THE EXERCISE
Identify the lines that contain the word "lugares", then copy them.
*** TASK INPUT ***
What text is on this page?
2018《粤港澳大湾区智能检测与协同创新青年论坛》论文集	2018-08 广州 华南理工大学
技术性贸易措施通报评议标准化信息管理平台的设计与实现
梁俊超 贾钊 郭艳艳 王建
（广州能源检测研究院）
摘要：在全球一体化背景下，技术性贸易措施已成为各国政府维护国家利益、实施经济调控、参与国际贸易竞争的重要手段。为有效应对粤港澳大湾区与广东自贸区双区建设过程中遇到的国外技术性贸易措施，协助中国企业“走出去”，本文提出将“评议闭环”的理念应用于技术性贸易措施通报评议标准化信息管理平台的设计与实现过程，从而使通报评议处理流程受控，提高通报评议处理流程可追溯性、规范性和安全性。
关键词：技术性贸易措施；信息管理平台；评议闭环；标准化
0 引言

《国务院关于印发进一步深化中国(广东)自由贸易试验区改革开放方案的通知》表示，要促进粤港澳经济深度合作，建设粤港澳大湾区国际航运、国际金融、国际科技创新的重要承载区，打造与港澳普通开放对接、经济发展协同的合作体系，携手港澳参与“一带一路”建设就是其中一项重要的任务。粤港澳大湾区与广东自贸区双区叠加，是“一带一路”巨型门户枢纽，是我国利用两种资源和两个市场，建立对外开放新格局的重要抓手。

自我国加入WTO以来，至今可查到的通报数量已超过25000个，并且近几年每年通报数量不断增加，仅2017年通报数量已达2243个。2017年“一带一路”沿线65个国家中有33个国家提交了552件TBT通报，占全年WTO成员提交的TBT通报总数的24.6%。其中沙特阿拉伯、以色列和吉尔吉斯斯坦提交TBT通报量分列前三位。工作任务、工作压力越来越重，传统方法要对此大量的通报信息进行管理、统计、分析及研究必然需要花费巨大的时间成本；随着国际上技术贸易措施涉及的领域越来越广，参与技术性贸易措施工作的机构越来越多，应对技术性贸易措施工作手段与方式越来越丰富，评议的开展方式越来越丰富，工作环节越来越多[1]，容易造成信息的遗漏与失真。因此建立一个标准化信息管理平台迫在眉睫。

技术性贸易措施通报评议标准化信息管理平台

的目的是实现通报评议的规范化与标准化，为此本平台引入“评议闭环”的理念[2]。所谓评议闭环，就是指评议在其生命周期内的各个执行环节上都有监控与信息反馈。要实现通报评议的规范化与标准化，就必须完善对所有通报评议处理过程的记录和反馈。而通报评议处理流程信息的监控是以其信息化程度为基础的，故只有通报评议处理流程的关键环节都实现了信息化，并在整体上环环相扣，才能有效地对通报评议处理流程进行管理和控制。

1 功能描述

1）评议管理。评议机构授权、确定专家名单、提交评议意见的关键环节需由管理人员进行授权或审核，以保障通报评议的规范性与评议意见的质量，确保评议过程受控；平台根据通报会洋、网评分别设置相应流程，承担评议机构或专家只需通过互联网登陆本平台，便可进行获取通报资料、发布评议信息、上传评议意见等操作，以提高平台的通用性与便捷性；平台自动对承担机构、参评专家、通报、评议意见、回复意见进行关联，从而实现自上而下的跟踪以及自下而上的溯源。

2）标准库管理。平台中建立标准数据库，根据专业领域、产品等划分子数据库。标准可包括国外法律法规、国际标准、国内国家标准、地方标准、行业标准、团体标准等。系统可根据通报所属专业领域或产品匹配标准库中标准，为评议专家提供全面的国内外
***
*** TASK INPUT ***
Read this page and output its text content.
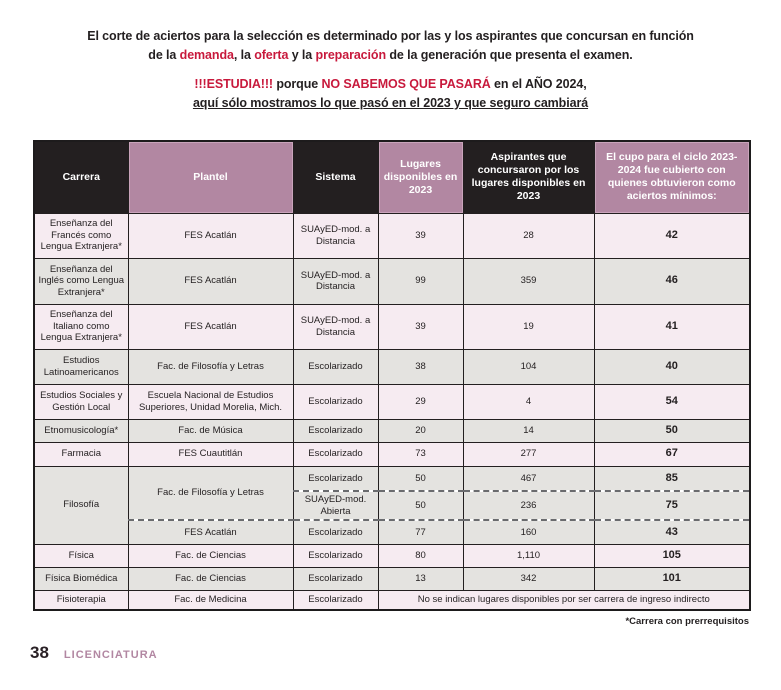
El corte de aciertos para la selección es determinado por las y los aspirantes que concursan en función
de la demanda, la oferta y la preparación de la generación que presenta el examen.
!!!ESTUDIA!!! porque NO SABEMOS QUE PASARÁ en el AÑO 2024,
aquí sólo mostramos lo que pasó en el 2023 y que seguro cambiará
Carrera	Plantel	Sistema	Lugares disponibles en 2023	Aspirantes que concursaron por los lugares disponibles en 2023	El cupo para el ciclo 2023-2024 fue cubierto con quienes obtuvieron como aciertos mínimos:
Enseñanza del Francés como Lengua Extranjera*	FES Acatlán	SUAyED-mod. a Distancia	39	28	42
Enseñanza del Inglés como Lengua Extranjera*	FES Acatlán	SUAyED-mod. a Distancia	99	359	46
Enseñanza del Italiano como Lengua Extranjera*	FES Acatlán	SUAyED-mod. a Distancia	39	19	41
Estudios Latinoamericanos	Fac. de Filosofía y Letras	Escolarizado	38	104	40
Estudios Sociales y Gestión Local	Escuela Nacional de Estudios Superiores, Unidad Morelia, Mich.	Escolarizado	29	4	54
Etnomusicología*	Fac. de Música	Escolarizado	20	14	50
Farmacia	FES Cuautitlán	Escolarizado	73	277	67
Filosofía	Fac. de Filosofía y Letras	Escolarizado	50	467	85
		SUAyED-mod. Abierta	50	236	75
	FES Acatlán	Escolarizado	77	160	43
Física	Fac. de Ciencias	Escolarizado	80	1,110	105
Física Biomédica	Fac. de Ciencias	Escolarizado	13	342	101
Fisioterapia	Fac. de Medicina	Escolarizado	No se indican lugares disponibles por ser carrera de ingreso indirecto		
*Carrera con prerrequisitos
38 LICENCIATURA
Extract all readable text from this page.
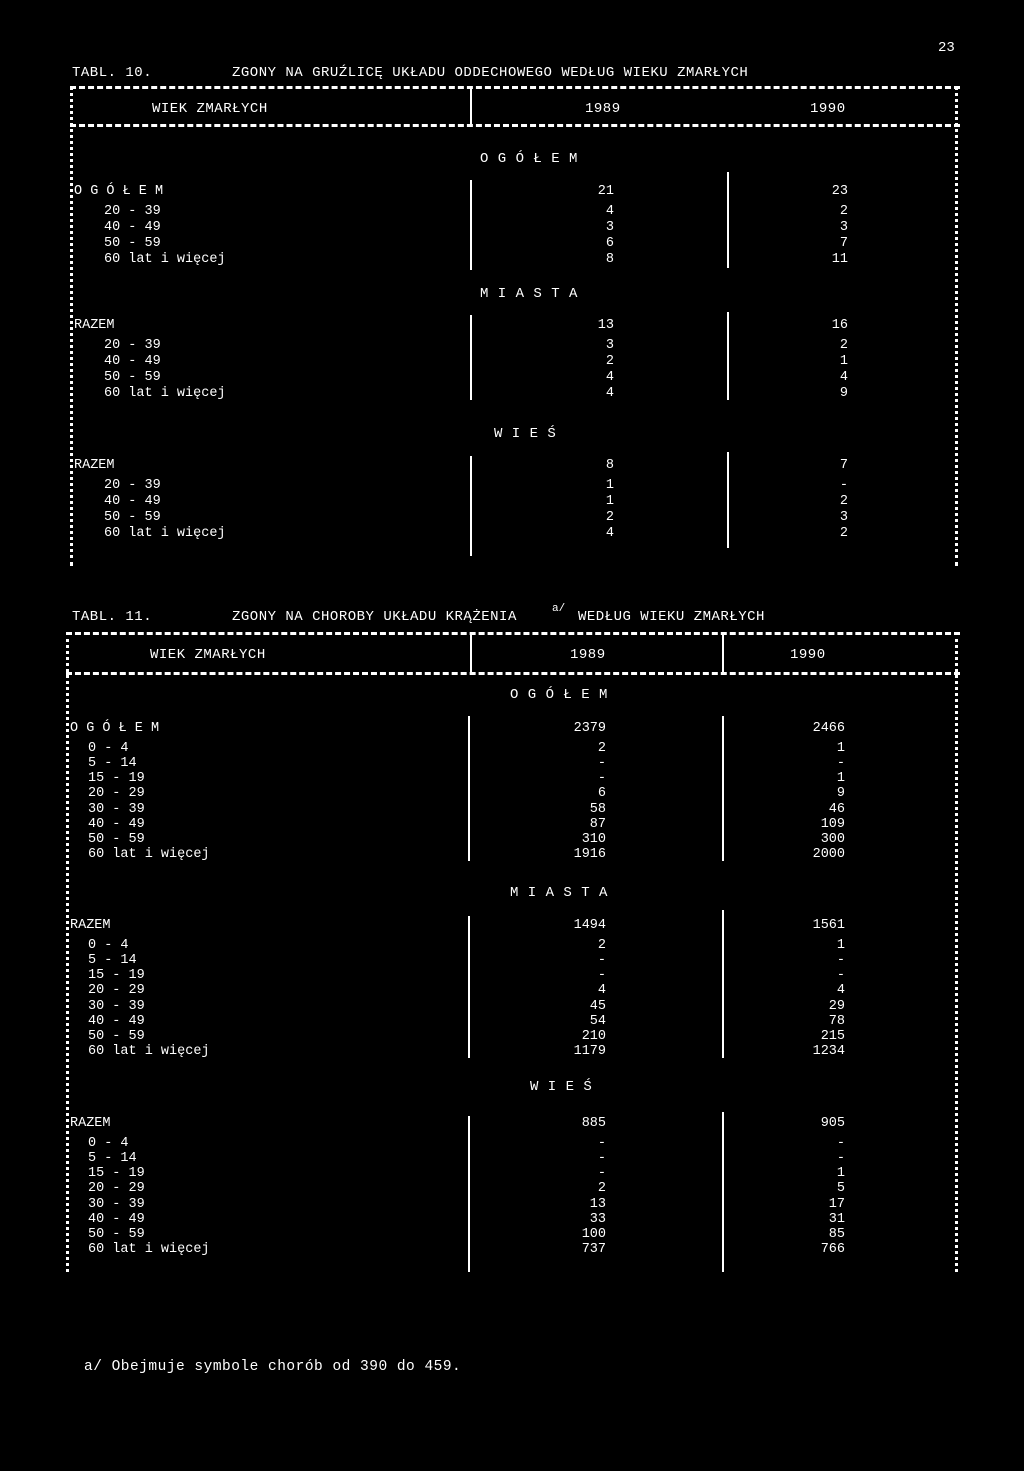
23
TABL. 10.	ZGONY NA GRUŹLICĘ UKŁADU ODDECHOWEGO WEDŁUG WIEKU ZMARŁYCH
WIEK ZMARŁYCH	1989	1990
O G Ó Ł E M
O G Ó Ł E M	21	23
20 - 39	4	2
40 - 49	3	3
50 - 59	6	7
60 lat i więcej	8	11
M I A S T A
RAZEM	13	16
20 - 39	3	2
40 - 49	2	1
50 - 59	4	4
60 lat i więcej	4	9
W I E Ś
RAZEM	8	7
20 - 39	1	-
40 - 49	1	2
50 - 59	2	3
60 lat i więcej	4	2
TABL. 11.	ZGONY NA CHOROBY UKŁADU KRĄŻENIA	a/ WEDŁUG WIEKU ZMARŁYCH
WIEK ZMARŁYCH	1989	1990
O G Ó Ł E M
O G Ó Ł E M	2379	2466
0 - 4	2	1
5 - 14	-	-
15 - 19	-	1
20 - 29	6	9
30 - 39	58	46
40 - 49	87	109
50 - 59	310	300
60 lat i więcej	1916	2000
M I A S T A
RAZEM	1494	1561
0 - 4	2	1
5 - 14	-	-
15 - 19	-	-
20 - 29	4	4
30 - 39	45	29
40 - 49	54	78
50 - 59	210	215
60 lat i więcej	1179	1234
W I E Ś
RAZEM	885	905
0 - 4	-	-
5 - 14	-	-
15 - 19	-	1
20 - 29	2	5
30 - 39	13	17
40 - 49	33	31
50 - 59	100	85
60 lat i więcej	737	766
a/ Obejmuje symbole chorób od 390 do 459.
***
WRITTEN SOLUTION
Carrera	Plantel	Sistema	Lugares disponibles en 2023	Aspirantes que concursaron por los lugares disponibles en 2023	El cupo para el ciclo 2023-2024 fue cubierto con quienes obtuvieron como aciertos mínimos:
Fisioterapia	Fac. de Medicina	Escolarizado	No se indican lugares disponibles por ser carrera de ingreso indirecto		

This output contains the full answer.